"""

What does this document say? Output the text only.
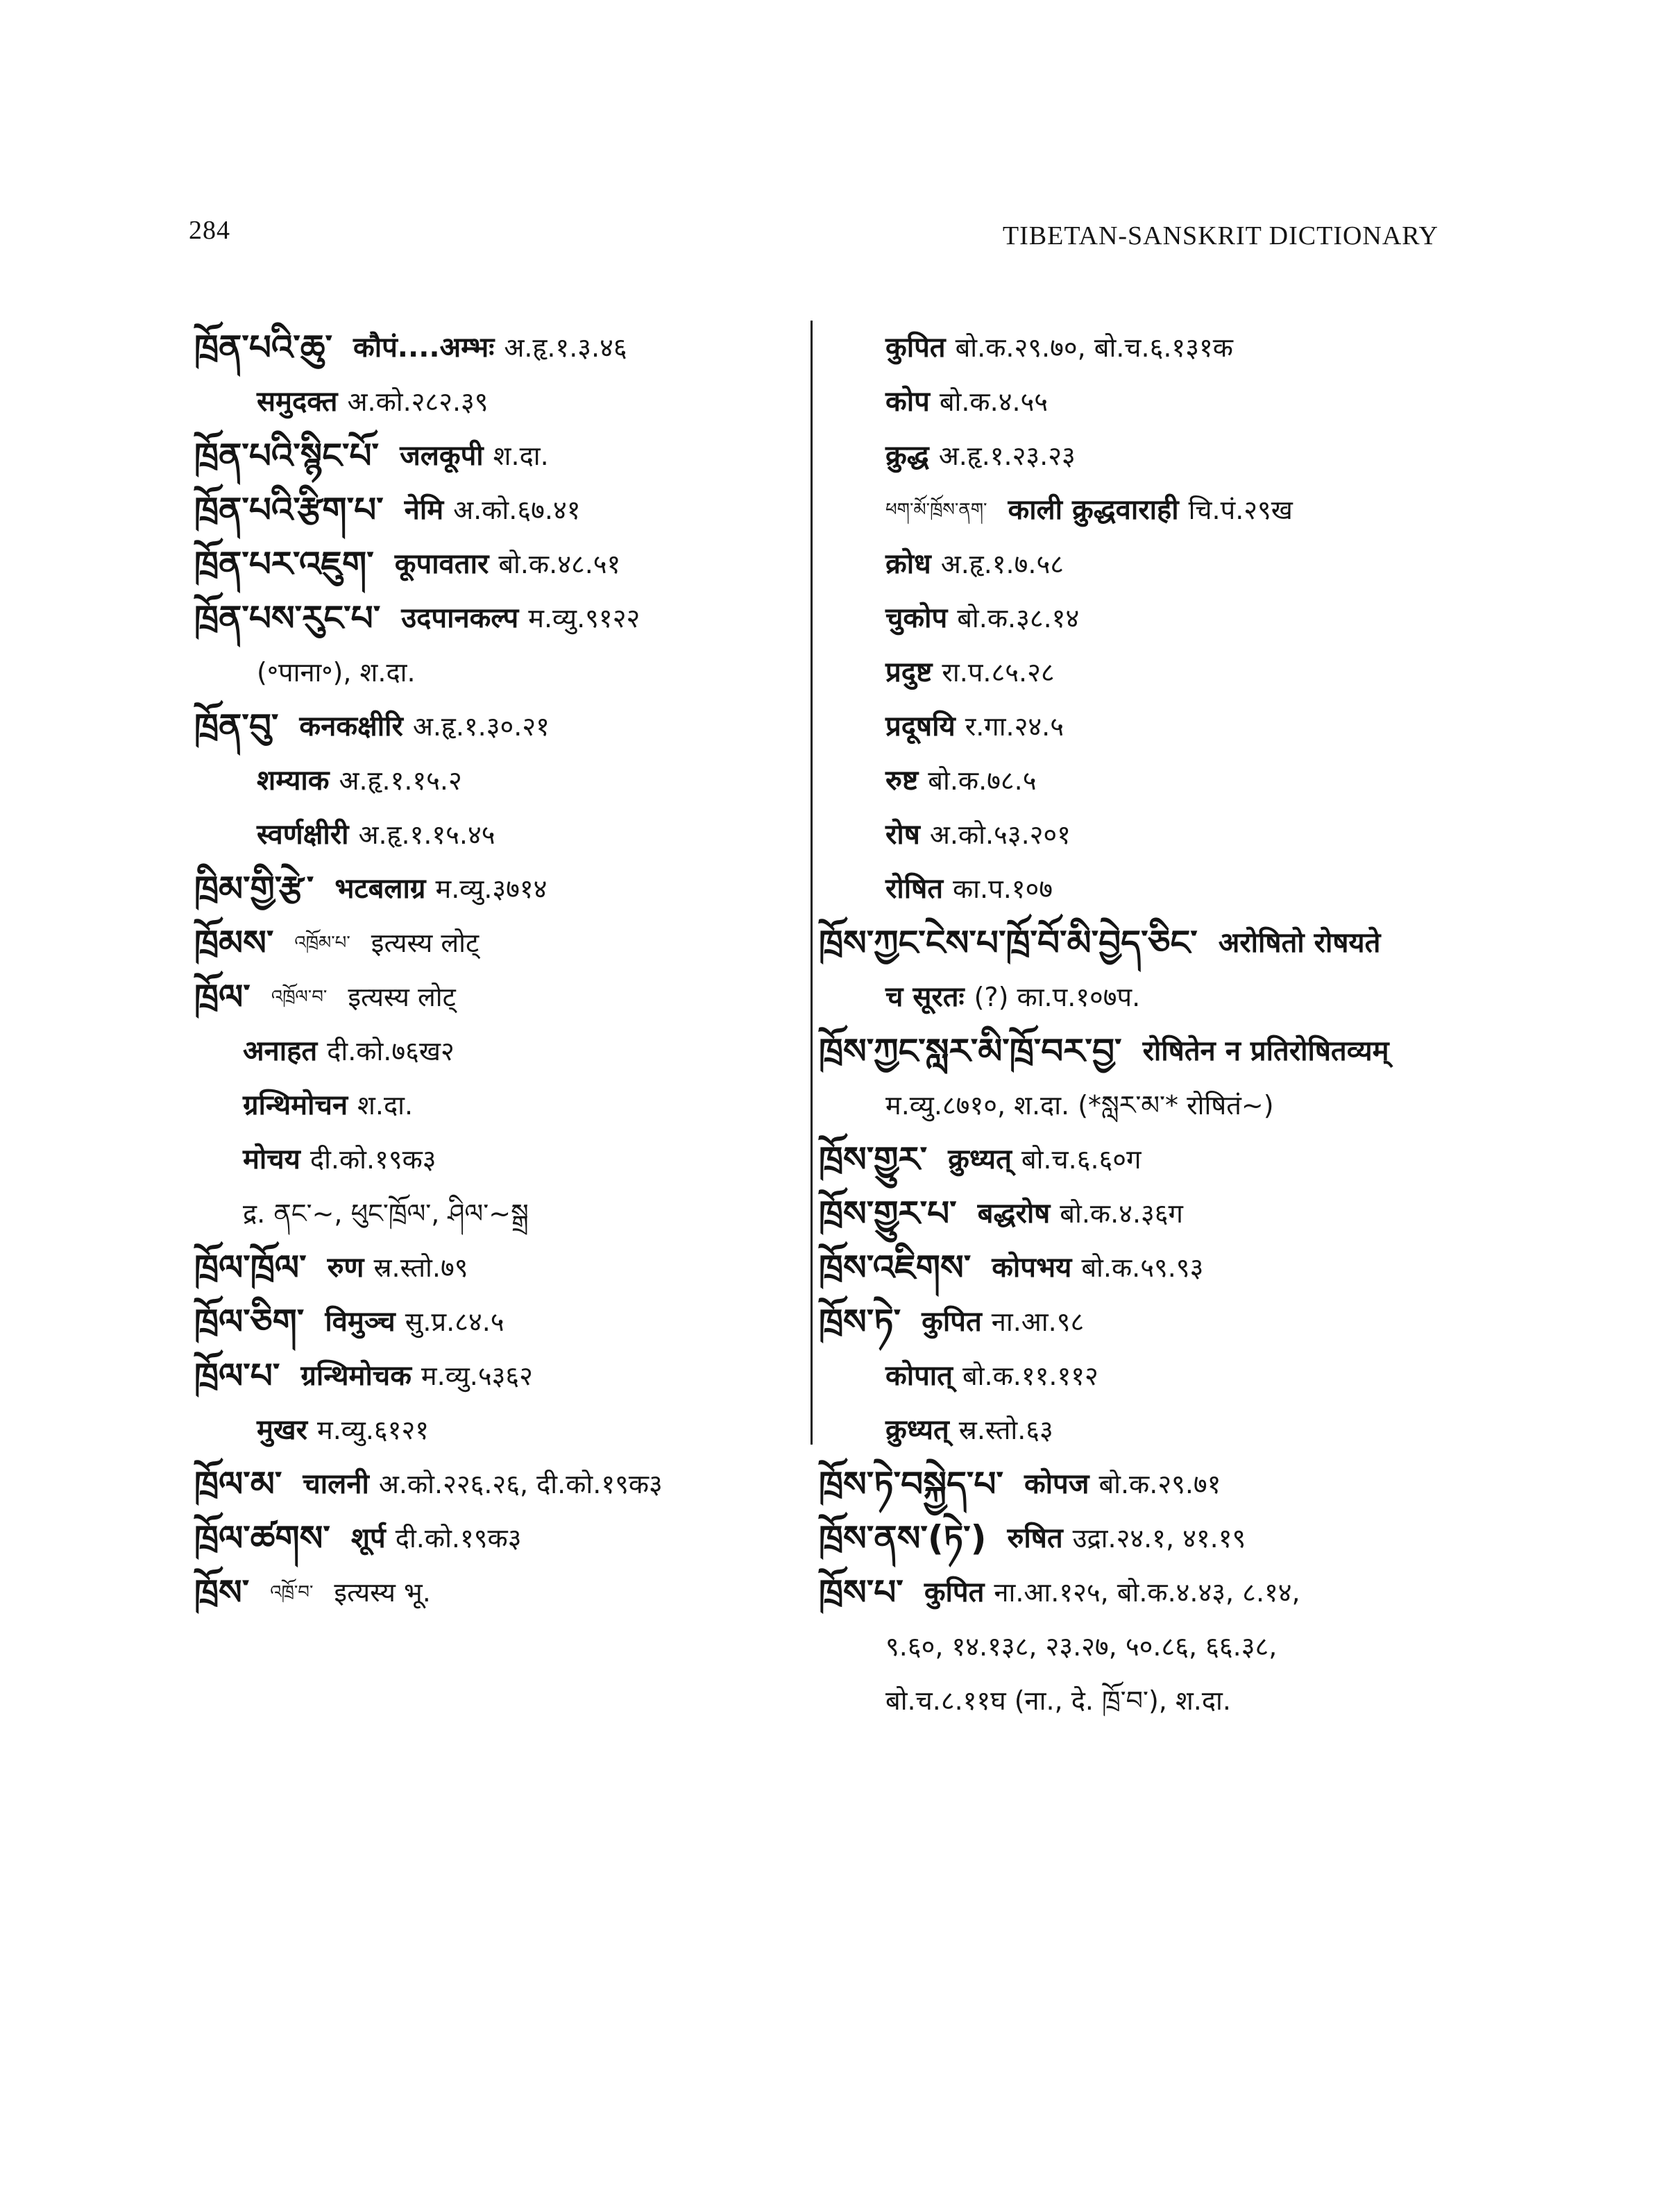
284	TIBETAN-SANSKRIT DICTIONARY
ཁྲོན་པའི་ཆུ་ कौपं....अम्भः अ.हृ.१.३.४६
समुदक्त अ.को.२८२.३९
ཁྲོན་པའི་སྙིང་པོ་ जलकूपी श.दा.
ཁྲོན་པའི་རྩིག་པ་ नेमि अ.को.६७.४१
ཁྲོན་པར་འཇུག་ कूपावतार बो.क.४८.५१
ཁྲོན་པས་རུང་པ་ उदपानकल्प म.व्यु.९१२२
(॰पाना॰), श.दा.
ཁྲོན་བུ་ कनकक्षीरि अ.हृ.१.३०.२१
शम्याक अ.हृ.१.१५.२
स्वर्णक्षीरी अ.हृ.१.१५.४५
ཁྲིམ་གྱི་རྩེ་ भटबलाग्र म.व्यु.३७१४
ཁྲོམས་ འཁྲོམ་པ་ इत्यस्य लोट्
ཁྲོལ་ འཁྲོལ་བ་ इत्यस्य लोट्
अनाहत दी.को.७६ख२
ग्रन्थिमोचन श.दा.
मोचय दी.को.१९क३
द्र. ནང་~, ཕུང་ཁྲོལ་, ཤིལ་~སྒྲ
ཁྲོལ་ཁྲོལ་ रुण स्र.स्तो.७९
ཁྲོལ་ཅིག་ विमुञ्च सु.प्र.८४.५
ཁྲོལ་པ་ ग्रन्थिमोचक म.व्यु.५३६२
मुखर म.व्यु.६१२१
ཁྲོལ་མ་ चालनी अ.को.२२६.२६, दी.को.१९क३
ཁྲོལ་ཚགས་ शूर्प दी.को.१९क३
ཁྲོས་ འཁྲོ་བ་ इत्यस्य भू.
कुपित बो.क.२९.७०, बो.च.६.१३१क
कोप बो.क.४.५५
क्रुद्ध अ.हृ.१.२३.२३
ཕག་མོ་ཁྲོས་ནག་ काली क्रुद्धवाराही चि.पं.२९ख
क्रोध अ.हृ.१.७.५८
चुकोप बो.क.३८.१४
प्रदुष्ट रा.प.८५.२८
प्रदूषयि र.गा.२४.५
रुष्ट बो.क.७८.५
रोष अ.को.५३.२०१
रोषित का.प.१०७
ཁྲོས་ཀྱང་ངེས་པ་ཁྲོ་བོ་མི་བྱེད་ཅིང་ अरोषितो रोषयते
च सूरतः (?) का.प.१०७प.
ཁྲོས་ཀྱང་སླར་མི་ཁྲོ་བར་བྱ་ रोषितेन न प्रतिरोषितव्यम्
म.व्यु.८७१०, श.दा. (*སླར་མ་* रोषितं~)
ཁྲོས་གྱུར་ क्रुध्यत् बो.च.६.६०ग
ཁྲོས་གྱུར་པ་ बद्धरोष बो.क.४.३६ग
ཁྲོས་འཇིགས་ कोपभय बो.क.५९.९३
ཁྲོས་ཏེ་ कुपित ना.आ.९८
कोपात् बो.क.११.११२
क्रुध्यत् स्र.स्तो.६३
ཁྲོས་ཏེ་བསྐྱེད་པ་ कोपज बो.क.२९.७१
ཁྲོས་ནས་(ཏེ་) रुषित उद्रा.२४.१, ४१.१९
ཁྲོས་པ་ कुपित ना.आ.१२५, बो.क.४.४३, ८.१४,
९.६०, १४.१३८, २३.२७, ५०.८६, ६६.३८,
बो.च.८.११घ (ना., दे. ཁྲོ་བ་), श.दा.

"""

#### TASK DETAILS
Quote the preceding listing precisely and completely, omitting its images.

#### RESPONSE
What does this document say? Output the text only.
284	TIBETAN-SANSKRIT DICTIONARY
ཁྲོན་པའི་ཆུ་ कौपं....अम्भः अ.हृ.१.३.४६
समुदक्त अ.को.२८२.३९
ཁྲོན་པའི་སྙིང་པོ་ जलकूपी श.दा.
ཁྲོན་པའི་རྩིག་པ་ नेमि अ.को.६७.४१
ཁྲོན་པར་འཇུག་ कूपावतार बो.क.४८.५१
ཁྲོན་པས་རུང་པ་ उदपानकल्प म.व्यु.९१२२
(॰पाना॰), श.दा.
ཁྲོན་བུ་ कनकक्षीरि अ.हृ.१.३०.२१
शम्याक अ.हृ.१.१५.२
स्वर्णक्षीरी अ.हृ.१.१५.४५
ཁྲིམ་གྱི་རྩེ་ भटबलाग्र म.व्यु.३७१४
ཁྲོམས་ འཁྲོམ་པ་ इत्यस्य लोट्
ཁྲོལ་ འཁྲོལ་བ་ इत्यस्य लोट्
अनाहत दी.को.७६ख२
ग्रन्थिमोचन श.दा.
मोचय दी.को.१९क३
द्र. ནང་~, ཕུང་ཁྲོལ་, ཤིལ་~སྒྲ
ཁྲོལ་ཁྲོལ་ रुण स्र.स्तो.७९
ཁྲོལ་ཅིག་ विमुञ्च सु.प्र.८४.५
ཁྲོལ་པ་ ग्रन्थिमोचक म.व्यु.५३६२
मुखर म.व्यु.६१२१
ཁྲོལ་མ་ चालनी अ.को.२२६.२६, दी.को.१९क३
ཁྲོལ་ཚགས་ शूर्प दी.को.१९क३
ཁྲོས་ འཁྲོ་བ་ इत्यस्य भू.
कुपित बो.क.२९.७०, बो.च.६.१३१क
कोप बो.क.४.५५
क्रुद्ध अ.हृ.१.२३.२३
ཕག་མོ་ཁྲོས་ནག་ काली क्रुद्धवाराही चि.पं.२९ख
क्रोध अ.हृ.१.७.५८
चुकोप बो.क.३८.१४
प्रदुष्ट रा.प.८५.२८
प्रदूषयि र.गा.२४.५
रुष्ट बो.क.७८.५
रोष अ.को.५३.२०१
रोषित का.प.१०७
ཁྲོས་ཀྱང་ངེས་པ་ཁྲོ་བོ་མི་བྱེད་ཅིང་ अरोषितो रोषयते
च सूरतः (?) का.प.१०७प.
ཁྲོས་ཀྱང་སླར་མི་ཁྲོ་བར་བྱ་ रोषितेन न प्रतिरोषितव्यम्
म.व्यु.८७१०, श.दा. (*སླར་མ་* रोषितं~)
ཁྲོས་གྱུར་ क्रुध्यत् बो.च.६.६०ग
ཁྲོས་གྱུར་པ་ बद्धरोष बो.क.४.३६ग
ཁྲོས་འཇིགས་ कोपभय बो.क.५९.९३
ཁྲོས་ཏེ་ कुपित ना.आ.९८
कोपात् बो.क.११.११२
क्रुध्यत् स्र.स्तो.६३
ཁྲོས་ཏེ་བསྐྱེད་པ་ कोपज बो.क.२९.७१
ཁྲོས་ནས་(ཏེ་) रुषित उद्रा.२४.१, ४१.१९
ཁྲོས་པ་ कुपित ना.आ.१२५, बो.क.४.४३, ८.१४,
९.६०, १४.१३८, २३.२७, ५०.८६, ६६.३८,
बो.च.८.११घ (ना., दे. ཁྲོ་བ་), श.दा.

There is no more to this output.